◆ Task requirements
Copy out all of the material, matching it word for word.

◆ Supplied entries
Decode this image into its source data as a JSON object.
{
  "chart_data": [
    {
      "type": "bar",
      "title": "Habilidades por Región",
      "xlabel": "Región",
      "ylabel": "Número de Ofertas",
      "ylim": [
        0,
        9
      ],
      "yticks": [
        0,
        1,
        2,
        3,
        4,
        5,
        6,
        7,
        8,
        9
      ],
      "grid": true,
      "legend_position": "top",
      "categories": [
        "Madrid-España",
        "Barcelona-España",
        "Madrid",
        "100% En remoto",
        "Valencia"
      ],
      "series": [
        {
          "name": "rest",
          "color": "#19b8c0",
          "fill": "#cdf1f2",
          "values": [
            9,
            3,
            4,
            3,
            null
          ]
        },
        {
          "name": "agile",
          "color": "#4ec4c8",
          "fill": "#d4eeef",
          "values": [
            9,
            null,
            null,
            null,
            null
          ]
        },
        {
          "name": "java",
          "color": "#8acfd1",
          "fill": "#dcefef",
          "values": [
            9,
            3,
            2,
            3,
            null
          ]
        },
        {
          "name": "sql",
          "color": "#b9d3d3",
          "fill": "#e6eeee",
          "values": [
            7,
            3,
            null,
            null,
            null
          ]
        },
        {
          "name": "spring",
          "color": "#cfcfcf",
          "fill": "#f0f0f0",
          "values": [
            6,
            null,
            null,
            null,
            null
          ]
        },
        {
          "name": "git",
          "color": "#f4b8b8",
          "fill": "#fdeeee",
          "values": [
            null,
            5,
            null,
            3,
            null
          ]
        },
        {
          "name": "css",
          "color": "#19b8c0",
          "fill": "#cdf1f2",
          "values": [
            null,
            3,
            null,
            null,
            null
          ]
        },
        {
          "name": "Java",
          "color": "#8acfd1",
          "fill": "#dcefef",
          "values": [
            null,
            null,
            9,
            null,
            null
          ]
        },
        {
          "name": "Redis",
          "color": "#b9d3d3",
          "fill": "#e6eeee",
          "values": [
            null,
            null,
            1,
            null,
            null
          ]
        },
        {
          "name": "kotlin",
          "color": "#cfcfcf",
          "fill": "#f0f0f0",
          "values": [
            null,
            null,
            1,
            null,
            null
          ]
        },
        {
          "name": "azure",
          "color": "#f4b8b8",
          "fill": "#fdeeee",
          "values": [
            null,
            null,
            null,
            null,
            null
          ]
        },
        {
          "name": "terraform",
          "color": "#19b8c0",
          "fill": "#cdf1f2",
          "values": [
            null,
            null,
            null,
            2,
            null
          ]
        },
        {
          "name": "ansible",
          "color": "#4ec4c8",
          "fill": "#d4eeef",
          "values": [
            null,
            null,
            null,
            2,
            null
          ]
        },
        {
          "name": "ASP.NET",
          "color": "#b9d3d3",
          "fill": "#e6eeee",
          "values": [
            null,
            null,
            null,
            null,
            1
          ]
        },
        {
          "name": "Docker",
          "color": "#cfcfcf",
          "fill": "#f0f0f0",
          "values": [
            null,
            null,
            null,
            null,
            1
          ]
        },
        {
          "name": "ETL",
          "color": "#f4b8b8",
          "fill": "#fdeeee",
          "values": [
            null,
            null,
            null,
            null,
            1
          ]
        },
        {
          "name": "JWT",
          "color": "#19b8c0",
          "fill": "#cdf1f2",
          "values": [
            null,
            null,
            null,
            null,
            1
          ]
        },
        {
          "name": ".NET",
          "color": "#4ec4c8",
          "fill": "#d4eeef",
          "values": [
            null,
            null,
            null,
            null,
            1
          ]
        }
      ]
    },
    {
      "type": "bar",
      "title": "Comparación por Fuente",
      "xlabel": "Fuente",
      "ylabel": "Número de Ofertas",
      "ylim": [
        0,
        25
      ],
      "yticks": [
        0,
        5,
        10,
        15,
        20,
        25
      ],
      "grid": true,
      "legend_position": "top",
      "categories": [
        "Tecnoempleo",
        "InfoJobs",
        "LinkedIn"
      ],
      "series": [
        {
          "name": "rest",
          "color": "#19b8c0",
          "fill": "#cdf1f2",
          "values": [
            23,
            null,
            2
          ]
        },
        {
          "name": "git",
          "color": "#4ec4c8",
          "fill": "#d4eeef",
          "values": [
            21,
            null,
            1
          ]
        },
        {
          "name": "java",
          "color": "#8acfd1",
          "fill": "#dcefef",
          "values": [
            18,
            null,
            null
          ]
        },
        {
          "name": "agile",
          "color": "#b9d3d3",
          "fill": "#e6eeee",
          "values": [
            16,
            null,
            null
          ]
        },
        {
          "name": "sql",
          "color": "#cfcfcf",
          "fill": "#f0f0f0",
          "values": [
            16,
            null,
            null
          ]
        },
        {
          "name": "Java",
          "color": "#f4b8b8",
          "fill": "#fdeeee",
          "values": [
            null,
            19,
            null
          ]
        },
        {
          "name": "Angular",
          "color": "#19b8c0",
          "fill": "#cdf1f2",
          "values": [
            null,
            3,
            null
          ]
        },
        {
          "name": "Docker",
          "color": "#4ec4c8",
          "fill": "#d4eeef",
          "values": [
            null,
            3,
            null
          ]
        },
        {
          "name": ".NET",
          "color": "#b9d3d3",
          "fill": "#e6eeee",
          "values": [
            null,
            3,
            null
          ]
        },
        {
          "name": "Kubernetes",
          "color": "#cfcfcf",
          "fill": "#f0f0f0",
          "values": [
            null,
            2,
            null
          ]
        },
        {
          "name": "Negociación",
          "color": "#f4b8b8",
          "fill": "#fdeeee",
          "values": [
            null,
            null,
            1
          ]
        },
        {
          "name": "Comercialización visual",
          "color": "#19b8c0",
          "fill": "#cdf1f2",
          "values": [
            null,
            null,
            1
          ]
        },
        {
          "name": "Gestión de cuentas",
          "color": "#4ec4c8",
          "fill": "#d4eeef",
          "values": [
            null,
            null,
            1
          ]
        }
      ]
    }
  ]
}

◆ Task answer
Decode this image into its source data as a JSON object.
{
  "chart_data": [
    {
      "type": "bar",
      "title": "Habilidades por Región",
      "xlabel": "Región",
      "ylabel": "Número de Ofertas",
      "ylim": [
        0,
        9
      ],
      "yticks": [
        0,
        1,
        2,
        3,
        4,
        5,
        6,
        7,
        8,
        9
      ],
      "grid": true,
      "legend_position": "top",
      "categories": [
        "Madrid-España",
        "Barcelona-España",
        "Madrid",
        "100% En remoto",
        "Valencia"
      ],
      "series": [
        {
          "name": "rest",
          "color": "#19b8c0",
          "fill": "#cdf1f2",
          "values": [
            9,
            3,
            4,
            3,
            null
          ]
        },
        {
          "name": "agile",
          "color": "#4ec4c8",
          "fill": "#d4eeef",
          "values": [
            9,
            null,
            null,
            null,
            null
          ]
        },
        {
          "name": "java",
          "color": "#8acfd1",
          "fill": "#dcefef",
          "values": [
            9,
            3,
            2,
            3,
            null
          ]
        },
        {
          "name": "sql",
          "color": "#b9d3d3",
          "fill": "#e6eeee",
          "values": [
            7,
            3,
            null,
            null,
            null
          ]
        },
        {
          "name": "spring",
          "color": "#cfcfcf",
          "fill": "#f0f0f0",
          "values": [
            6,
            null,
            null,
            null,
            null
          ]
        },
        {
          "name": "git",
          "color": "#f4b8b8",
          "fill": "#fdeeee",
          "values": [
            null,
            5,
            null,
            3,
            null
          ]
        },
        {
          "name": "css",
          "color": "#19b8c0",
          "fill": "#cdf1f2",
          "values": [
            null,
            3,
            null,
            null,
            null
          ]
        },
        {
          "name": "Java",
          "color": "#8acfd1",
          "fill": "#dcefef",
          "values": [
            null,
            null,
            9,
            null,
            null
          ]
        },
        {
          "name": "Redis",
          "color": "#b9d3d3",
          "fill": "#e6eeee",
          "values": [
            null,
            null,
            1,
            null,
            null
          ]
        },
        {
          "name": "kotlin",
          "color": "#cfcfcf",
          "fill": "#f0f0f0",
          "values": [
            null,
            null,
            1,
            null,
            null
          ]
        },
        {
          "name": "azure",
          "color": "#f4b8b8",
          "fill": "#fdeeee",
          "values": [
            null,
            null,
            null,
            null,
            null
          ]
        },
        {
          "name": "terraform",
          "color": "#19b8c0",
          "fill": "#cdf1f2",
          "values": [
            null,
            null,
            null,
            2,
            null
          ]
        },
        {
          "name": "ansible",
          "color": "#4ec4c8",
          "fill": "#d4eeef",
          "values": [
            null,
            null,
            null,
            2,
            null
          ]
        },
        {
          "name": "ASP.NET",
          "color": "#b9d3d3",
          "fill": "#e6eeee",
          "values": [
            null,
            null,
            null,
            null,
            1
          ]
        },
        {
          "name": "Docker",
          "color": "#cfcfcf",
          "fill": "#f0f0f0",
          "values": [
            null,
            null,
            null,
            null,
            1
          ]
        },
        {
          "name": "ETL",
          "color": "#f4b8b8",
          "fill": "#fdeeee",
          "values": [
            null,
            null,
            null,
            null,
            1
          ]
        },
        {
          "name": "JWT",
          "color": "#19b8c0",
          "fill": "#cdf1f2",
          "values": [
            null,
            null,
            null,
            null,
            1
          ]
        },
        {
          "name": ".NET",
          "color": "#4ec4c8",
          "fill": "#d4eeef",
          "values": [
            null,
            null,
            null,
            null,
            1
          ]
        }
      ]
    },
    {
      "type": "bar",
      "title": "Comparación por Fuente",
      "xlabel": "Fuente",
      "ylabel": "Número de Ofertas",
      "ylim": [
        0,
        25
      ],
      "yticks": [
        0,
        5,
        10,
        15,
        20,
        25
      ],
      "grid": true,
      "legend_position": "top",
      "categories": [
        "Tecnoempleo",
        "InfoJobs",
        "LinkedIn"
      ],
      "series": [
        {
          "name": "rest",
          "color": "#19b8c0",
          "fill": "#cdf1f2",
          "values": [
            23,
            null,
            2
          ]
        },
        {
          "name": "git",
          "color": "#4ec4c8",
          "fill": "#d4eeef",
          "values": [
            21,
            null,
            1
          ]
        },
        {
          "name": "java",
          "color": "#8acfd1",
          "fill": "#dcefef",
          "values": [
            18,
            null,
            null
          ]
        },
        {
          "name": "agile",
          "color": "#b9d3d3",
          "fill": "#e6eeee",
          "values": [
            16,
            null,
            null
          ]
        },
        {
          "name": "sql",
          "color": "#cfcfcf",
          "fill": "#f0f0f0",
          "values": [
            16,
            null,
            null
          ]
        },
        {
          "name": "Java",
          "color": "#f4b8b8",
          "fill": "#fdeeee",
          "values": [
            null,
            19,
            null
          ]
        },
        {
          "name": "Angular",
          "color": "#19b8c0",
          "fill": "#cdf1f2",
          "values": [
            null,
            3,
            null
          ]
        },
        {
          "name": "Docker",
          "color": "#4ec4c8",
          "fill": "#d4eeef",
          "values": [
            null,
            3,
            null
          ]
        },
        {
          "name": ".NET",
          "color": "#b9d3d3",
          "fill": "#e6eeee",
          "values": [
            null,
            3,
            null
          ]
        },
        {
          "name": "Kubernetes",
          "color": "#cfcfcf",
          "fill": "#f0f0f0",
          "values": [
            null,
            2,
            null
          ]
        },
        {
          "name": "Negociación",
          "color": "#f4b8b8",
          "fill": "#fdeeee",
          "values": [
            null,
            null,
            1
          ]
        },
        {
          "name": "Comercialización visual",
          "color": "#19b8c0",
          "fill": "#cdf1f2",
          "values": [
            null,
            null,
            1
          ]
        },
        {
          "name": "Gestión de cuentas",
          "color": "#4ec4c8",
          "fill": "#d4eeef",
          "values": [
            null,
            null,
            1
          ]
        }
      ]
    }
  ]
}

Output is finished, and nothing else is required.